THE REQUEST ▸ Gather all lines from the material that contain "Global".

[Data listing]
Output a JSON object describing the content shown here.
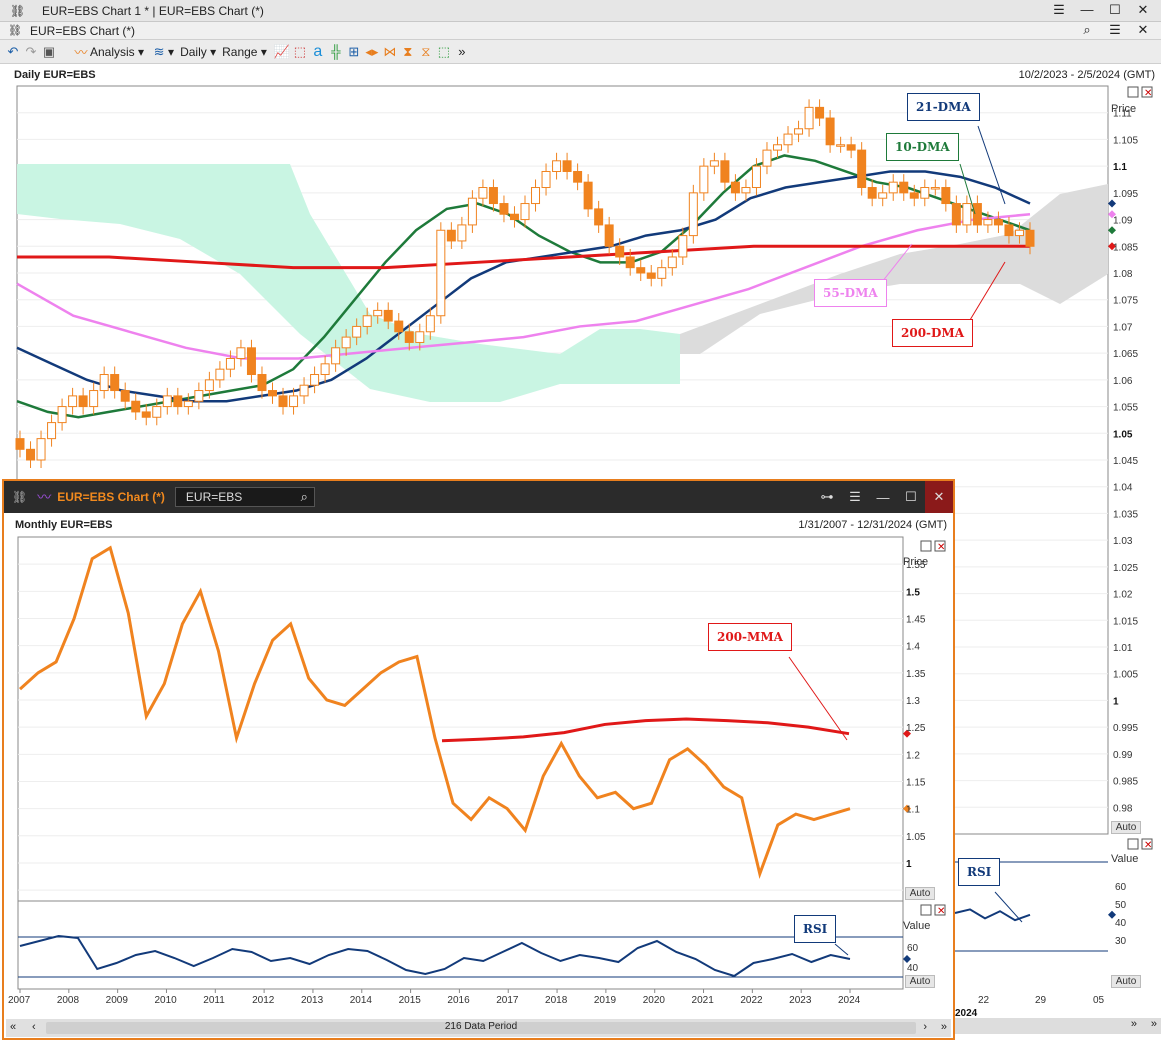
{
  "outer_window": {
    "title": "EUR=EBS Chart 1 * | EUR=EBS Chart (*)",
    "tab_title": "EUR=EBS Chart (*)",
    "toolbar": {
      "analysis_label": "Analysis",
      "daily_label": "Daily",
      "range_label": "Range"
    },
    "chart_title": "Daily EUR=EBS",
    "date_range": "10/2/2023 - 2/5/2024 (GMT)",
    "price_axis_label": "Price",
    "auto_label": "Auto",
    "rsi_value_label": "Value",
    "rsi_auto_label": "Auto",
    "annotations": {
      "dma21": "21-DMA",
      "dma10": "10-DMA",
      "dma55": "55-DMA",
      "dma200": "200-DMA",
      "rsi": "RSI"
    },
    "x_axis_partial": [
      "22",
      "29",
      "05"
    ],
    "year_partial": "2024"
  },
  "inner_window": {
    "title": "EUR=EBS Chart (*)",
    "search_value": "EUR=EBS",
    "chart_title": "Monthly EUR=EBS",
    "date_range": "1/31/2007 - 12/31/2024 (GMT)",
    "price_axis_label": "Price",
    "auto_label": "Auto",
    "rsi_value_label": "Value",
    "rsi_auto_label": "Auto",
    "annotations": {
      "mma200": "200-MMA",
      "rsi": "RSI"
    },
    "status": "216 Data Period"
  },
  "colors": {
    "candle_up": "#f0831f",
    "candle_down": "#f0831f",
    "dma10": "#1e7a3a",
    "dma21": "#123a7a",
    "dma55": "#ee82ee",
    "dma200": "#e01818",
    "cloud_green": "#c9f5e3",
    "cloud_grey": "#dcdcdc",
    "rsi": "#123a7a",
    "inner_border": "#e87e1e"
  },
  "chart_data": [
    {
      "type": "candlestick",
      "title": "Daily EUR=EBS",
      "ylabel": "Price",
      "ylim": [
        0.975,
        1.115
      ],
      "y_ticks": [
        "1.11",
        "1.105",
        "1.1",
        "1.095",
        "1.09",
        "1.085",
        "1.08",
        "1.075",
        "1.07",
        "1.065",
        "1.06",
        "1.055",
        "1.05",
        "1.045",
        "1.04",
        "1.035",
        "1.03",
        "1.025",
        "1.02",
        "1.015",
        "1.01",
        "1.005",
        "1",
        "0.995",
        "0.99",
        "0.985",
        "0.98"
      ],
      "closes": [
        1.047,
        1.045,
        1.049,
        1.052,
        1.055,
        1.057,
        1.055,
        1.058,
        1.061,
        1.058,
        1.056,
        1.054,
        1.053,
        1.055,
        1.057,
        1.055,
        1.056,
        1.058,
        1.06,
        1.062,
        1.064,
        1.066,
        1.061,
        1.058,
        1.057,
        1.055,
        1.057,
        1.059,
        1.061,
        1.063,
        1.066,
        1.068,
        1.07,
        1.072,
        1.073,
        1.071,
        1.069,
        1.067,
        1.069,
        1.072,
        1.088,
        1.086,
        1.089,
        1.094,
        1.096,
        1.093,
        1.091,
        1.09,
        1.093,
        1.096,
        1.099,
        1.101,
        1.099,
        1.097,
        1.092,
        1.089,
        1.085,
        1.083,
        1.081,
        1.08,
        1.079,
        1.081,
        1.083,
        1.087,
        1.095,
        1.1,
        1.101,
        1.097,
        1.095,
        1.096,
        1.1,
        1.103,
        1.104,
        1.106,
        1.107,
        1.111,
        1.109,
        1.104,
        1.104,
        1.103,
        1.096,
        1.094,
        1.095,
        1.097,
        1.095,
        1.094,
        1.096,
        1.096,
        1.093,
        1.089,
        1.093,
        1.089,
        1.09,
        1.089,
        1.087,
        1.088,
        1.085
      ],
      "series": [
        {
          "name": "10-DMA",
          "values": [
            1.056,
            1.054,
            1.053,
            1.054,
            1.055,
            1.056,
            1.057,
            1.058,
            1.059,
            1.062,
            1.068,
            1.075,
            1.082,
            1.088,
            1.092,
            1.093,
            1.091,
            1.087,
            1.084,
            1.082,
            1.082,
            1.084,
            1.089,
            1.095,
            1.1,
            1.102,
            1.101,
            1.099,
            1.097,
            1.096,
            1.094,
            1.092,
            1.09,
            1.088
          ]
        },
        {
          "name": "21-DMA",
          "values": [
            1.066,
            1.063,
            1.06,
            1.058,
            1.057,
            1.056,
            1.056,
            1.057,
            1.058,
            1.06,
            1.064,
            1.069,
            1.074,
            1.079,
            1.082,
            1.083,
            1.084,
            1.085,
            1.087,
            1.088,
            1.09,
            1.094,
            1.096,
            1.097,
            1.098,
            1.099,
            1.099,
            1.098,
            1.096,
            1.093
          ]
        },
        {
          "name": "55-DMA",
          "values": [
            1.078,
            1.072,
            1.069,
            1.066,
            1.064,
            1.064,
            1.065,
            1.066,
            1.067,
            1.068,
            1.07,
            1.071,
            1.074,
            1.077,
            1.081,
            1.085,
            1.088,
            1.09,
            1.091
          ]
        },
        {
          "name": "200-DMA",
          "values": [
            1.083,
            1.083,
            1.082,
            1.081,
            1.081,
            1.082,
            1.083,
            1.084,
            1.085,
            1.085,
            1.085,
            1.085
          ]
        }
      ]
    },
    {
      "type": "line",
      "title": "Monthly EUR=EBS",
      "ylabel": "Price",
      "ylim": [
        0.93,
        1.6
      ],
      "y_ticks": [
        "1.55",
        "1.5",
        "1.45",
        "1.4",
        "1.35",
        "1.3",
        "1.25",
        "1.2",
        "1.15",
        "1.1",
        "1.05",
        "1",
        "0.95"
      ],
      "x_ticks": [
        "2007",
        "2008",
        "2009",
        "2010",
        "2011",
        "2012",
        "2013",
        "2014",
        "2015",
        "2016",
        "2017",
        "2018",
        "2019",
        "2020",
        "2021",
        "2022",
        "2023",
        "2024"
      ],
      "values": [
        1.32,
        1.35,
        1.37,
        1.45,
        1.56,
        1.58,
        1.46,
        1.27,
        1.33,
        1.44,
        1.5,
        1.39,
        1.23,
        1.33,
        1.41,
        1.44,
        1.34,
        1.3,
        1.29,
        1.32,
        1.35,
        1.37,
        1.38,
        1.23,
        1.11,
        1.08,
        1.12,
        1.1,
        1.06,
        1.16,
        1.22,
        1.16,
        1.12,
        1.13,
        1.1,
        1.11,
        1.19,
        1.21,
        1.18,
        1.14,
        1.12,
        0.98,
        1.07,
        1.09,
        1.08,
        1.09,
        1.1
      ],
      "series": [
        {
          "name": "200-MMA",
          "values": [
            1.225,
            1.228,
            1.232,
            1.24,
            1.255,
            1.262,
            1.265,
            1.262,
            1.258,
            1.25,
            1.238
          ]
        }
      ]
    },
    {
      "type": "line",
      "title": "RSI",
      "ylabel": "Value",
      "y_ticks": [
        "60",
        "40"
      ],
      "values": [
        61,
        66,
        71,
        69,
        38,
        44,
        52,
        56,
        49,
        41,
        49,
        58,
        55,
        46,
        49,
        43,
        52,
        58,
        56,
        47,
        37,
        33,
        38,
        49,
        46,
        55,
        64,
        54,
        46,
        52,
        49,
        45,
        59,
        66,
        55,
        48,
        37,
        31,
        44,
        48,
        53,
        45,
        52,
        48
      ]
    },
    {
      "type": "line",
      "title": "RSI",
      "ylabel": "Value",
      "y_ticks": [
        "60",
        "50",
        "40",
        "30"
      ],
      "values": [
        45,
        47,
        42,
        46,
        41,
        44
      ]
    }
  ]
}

==

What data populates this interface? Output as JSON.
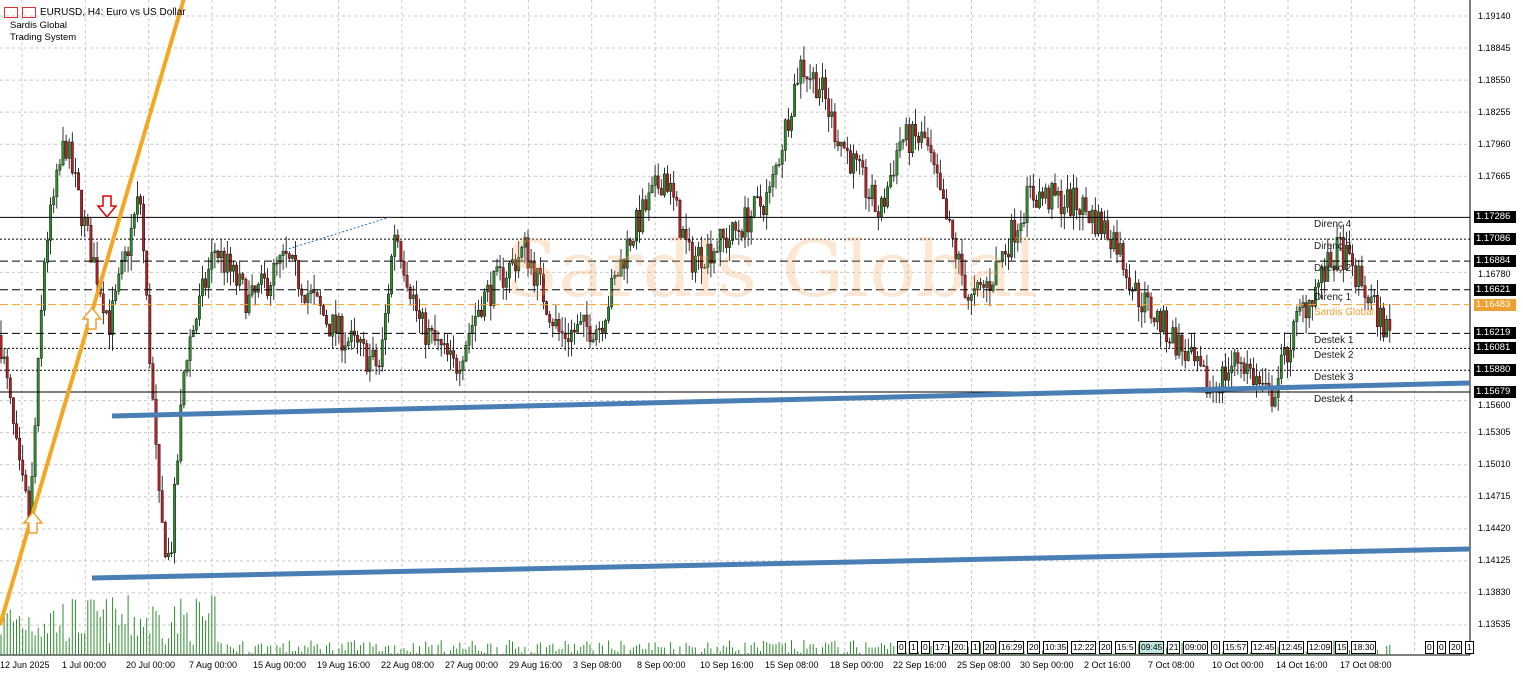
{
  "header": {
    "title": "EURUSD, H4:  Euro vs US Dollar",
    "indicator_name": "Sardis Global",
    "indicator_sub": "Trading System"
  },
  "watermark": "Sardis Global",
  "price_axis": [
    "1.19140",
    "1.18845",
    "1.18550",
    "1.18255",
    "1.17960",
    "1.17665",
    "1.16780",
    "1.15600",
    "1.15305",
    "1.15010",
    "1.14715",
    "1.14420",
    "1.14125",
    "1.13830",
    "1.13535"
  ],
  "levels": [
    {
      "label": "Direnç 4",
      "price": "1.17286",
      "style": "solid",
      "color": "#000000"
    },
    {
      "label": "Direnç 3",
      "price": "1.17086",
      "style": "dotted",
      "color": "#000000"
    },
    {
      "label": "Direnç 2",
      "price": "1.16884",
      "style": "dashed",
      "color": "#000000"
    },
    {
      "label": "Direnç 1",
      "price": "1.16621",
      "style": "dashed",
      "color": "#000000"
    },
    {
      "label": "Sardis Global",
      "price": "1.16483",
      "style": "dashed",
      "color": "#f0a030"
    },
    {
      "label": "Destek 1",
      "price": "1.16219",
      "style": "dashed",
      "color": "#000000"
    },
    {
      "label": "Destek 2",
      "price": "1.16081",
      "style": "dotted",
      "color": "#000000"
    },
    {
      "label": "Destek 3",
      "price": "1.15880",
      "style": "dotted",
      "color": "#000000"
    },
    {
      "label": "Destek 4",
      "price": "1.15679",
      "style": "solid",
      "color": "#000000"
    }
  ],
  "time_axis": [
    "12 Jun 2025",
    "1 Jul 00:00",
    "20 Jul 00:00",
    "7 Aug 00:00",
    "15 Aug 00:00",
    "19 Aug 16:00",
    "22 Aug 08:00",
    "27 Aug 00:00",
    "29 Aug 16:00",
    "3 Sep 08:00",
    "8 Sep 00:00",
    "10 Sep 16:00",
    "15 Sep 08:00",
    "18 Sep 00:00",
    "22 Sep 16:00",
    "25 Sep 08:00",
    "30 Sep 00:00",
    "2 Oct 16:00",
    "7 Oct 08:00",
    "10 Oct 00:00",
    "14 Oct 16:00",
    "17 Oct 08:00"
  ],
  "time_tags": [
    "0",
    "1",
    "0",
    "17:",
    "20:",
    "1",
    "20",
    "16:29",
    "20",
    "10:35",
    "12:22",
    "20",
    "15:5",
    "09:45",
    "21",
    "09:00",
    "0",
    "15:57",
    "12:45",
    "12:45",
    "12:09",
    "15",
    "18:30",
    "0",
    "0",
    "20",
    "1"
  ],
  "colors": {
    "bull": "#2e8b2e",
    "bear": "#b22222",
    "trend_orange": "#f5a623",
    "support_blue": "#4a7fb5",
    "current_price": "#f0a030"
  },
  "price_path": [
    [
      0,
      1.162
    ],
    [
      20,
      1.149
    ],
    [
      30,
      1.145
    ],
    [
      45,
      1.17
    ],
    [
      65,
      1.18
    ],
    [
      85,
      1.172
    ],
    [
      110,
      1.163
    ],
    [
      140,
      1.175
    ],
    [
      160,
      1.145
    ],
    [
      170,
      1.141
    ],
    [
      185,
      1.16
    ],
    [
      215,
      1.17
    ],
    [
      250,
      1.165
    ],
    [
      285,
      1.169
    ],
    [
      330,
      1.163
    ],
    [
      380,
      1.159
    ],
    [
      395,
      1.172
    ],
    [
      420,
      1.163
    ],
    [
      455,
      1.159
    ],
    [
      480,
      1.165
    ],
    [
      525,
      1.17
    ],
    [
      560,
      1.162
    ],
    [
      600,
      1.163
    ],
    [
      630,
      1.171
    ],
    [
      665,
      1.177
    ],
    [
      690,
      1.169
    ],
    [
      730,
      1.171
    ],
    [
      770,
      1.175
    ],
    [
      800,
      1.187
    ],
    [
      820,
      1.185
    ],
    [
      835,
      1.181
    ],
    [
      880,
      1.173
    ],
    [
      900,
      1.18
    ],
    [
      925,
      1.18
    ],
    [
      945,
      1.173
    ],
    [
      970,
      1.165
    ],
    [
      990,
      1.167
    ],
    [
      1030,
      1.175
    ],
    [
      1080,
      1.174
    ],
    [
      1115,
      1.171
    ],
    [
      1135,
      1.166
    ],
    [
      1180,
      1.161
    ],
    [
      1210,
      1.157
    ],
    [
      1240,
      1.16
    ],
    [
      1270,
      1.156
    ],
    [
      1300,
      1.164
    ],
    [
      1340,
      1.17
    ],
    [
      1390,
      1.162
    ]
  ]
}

RESULT OF THE EXERCISE ▸
    "indicator_name": "Sardis Global",
  "watermark": "Sardis Global",
      "label": "Sardis Global",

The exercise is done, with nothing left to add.